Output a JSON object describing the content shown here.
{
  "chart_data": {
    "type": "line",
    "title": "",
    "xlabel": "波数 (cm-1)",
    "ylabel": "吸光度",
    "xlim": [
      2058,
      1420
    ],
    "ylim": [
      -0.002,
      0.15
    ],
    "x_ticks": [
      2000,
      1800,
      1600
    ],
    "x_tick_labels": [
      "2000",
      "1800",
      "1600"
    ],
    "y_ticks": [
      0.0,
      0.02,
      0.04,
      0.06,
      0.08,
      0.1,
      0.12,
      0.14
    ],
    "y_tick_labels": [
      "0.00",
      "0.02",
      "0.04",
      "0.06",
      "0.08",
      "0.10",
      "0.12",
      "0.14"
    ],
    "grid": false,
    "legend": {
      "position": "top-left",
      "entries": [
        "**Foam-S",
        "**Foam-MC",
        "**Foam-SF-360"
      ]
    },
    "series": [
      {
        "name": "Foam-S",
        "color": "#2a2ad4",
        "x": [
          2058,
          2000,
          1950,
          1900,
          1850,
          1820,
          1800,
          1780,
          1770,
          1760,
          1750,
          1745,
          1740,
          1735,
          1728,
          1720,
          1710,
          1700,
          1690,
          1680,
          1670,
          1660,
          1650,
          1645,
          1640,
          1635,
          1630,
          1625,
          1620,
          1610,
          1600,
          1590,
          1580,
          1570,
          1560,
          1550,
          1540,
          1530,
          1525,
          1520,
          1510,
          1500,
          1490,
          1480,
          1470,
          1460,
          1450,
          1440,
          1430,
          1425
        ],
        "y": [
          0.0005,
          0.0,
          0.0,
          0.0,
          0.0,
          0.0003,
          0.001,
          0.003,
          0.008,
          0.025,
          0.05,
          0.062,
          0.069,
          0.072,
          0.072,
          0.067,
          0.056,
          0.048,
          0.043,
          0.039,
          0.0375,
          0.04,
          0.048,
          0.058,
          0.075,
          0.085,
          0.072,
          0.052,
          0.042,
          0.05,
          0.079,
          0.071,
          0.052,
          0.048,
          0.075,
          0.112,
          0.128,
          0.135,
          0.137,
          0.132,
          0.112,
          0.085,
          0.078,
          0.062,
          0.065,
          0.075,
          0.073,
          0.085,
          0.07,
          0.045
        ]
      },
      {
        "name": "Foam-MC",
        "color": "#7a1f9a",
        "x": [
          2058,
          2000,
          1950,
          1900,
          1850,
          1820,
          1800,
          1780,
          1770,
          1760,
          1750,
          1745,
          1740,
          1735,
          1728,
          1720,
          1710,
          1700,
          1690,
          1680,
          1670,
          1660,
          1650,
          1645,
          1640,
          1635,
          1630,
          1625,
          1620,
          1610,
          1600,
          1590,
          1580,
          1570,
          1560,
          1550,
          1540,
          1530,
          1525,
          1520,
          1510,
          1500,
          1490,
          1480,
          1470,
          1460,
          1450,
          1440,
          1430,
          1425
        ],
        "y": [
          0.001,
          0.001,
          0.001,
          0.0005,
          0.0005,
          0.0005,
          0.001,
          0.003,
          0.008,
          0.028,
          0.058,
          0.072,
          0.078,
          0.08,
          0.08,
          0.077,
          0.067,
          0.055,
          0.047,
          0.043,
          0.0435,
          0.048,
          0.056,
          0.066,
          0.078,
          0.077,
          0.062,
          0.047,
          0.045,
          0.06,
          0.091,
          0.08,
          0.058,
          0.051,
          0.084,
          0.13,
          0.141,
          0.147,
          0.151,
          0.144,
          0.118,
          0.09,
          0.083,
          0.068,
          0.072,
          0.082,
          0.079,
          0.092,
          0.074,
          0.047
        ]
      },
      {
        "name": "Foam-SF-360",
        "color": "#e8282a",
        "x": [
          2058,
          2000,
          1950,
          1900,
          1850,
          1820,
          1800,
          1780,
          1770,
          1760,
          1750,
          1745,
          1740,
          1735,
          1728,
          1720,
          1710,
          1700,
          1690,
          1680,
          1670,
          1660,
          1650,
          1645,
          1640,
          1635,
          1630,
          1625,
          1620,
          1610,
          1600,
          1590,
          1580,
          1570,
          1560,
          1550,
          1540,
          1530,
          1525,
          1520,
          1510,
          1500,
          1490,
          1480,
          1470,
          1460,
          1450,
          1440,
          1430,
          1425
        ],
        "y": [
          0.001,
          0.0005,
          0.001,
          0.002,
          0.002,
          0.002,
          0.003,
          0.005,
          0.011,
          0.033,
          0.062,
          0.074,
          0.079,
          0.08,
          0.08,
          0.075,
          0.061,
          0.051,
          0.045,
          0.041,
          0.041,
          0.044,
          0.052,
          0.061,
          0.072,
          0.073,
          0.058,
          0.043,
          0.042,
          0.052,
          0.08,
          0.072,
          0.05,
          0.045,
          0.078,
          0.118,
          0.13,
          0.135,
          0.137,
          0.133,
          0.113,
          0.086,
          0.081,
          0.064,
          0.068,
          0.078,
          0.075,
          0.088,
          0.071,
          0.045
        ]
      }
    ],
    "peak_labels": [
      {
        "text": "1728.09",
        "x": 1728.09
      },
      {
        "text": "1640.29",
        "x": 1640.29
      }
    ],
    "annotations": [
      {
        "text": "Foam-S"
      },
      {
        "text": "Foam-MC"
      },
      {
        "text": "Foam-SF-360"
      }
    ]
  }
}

---

#### [What the task requires]
Repeat the material above exactly.

#### [Result]
Output a JSON object describing the content shown here.
{
  "chart_data": {
    "type": "line",
    "title": "",
    "xlabel": "波数 (cm-1)",
    "ylabel": "吸光度",
    "xlim": [
      2058,
      1420
    ],
    "ylim": [
      -0.002,
      0.15
    ],
    "x_ticks": [
      2000,
      1800,
      1600
    ],
    "x_tick_labels": [
      "2000",
      "1800",
      "1600"
    ],
    "y_ticks": [
      0.0,
      0.02,
      0.04,
      0.06,
      0.08,
      0.1,
      0.12,
      0.14
    ],
    "y_tick_labels": [
      "0.00",
      "0.02",
      "0.04",
      "0.06",
      "0.08",
      "0.10",
      "0.12",
      "0.14"
    ],
    "grid": false,
    "legend": {
      "position": "top-left",
      "entries": [
        "**Foam-S",
        "**Foam-MC",
        "**Foam-SF-360"
      ]
    },
    "series": [
      {
        "name": "Foam-S",
        "color": "#2a2ad4",
        "x": [
          2058,
          2000,
          1950,
          1900,
          1850,
          1820,
          1800,
          1780,
          1770,
          1760,
          1750,
          1745,
          1740,
          1735,
          1728,
          1720,
          1710,
          1700,
          1690,
          1680,
          1670,
          1660,
          1650,
          1645,
          1640,
          1635,
          1630,
          1625,
          1620,
          1610,
          1600,
          1590,
          1580,
          1570,
          1560,
          1550,
          1540,
          1530,
          1525,
          1520,
          1510,
          1500,
          1490,
          1480,
          1470,
          1460,
          1450,
          1440,
          1430,
          1425
        ],
        "y": [
          0.0005,
          0.0,
          0.0,
          0.0,
          0.0,
          0.0003,
          0.001,
          0.003,
          0.008,
          0.025,
          0.05,
          0.062,
          0.069,
          0.072,
          0.072,
          0.067,
          0.056,
          0.048,
          0.043,
          0.039,
          0.0375,
          0.04,
          0.048,
          0.058,
          0.075,
          0.085,
          0.072,
          0.052,
          0.042,
          0.05,
          0.079,
          0.071,
          0.052,
          0.048,
          0.075,
          0.112,
          0.128,
          0.135,
          0.137,
          0.132,
          0.112,
          0.085,
          0.078,
          0.062,
          0.065,
          0.075,
          0.073,
          0.085,
          0.07,
          0.045
        ]
      },
      {
        "name": "Foam-MC",
        "color": "#7a1f9a",
        "x": [
          2058,
          2000,
          1950,
          1900,
          1850,
          1820,
          1800,
          1780,
          1770,
          1760,
          1750,
          1745,
          1740,
          1735,
          1728,
          1720,
          1710,
          1700,
          1690,
          1680,
          1670,
          1660,
          1650,
          1645,
          1640,
          1635,
          1630,
          1625,
          1620,
          1610,
          1600,
          1590,
          1580,
          1570,
          1560,
          1550,
          1540,
          1530,
          1525,
          1520,
          1510,
          1500,
          1490,
          1480,
          1470,
          1460,
          1450,
          1440,
          1430,
          1425
        ],
        "y": [
          0.001,
          0.001,
          0.001,
          0.0005,
          0.0005,
          0.0005,
          0.001,
          0.003,
          0.008,
          0.028,
          0.058,
          0.072,
          0.078,
          0.08,
          0.08,
          0.077,
          0.067,
          0.055,
          0.047,
          0.043,
          0.0435,
          0.048,
          0.056,
          0.066,
          0.078,
          0.077,
          0.062,
          0.047,
          0.045,
          0.06,
          0.091,
          0.08,
          0.058,
          0.051,
          0.084,
          0.13,
          0.141,
          0.147,
          0.151,
          0.144,
          0.118,
          0.09,
          0.083,
          0.068,
          0.072,
          0.082,
          0.079,
          0.092,
          0.074,
          0.047
        ]
      },
      {
        "name": "Foam-SF-360",
        "color": "#e8282a",
        "x": [
          2058,
          2000,
          1950,
          1900,
          1850,
          1820,
          1800,
          1780,
          1770,
          1760,
          1750,
          1745,
          1740,
          1735,
          1728,
          1720,
          1710,
          1700,
          1690,
          1680,
          1670,
          1660,
          1650,
          1645,
          1640,
          1635,
          1630,
          1625,
          1620,
          1610,
          1600,
          1590,
          1580,
          1570,
          1560,
          1550,
          1540,
          1530,
          1525,
          1520,
          1510,
          1500,
          1490,
          1480,
          1470,
          1460,
          1450,
          1440,
          1430,
          1425
        ],
        "y": [
          0.001,
          0.0005,
          0.001,
          0.002,
          0.002,
          0.002,
          0.003,
          0.005,
          0.011,
          0.033,
          0.062,
          0.074,
          0.079,
          0.08,
          0.08,
          0.075,
          0.061,
          0.051,
          0.045,
          0.041,
          0.041,
          0.044,
          0.052,
          0.061,
          0.072,
          0.073,
          0.058,
          0.043,
          0.042,
          0.052,
          0.08,
          0.072,
          0.05,
          0.045,
          0.078,
          0.118,
          0.13,
          0.135,
          0.137,
          0.133,
          0.113,
          0.086,
          0.081,
          0.064,
          0.068,
          0.078,
          0.075,
          0.088,
          0.071,
          0.045
        ]
      }
    ],
    "peak_labels": [
      {
        "text": "1728.09",
        "x": 1728.09
      },
      {
        "text": "1640.29",
        "x": 1640.29
      }
    ],
    "annotations": [
      {
        "text": "Foam-S"
      },
      {
        "text": "Foam-MC"
      },
      {
        "text": "Foam-SF-360"
      }
    ]
  }
}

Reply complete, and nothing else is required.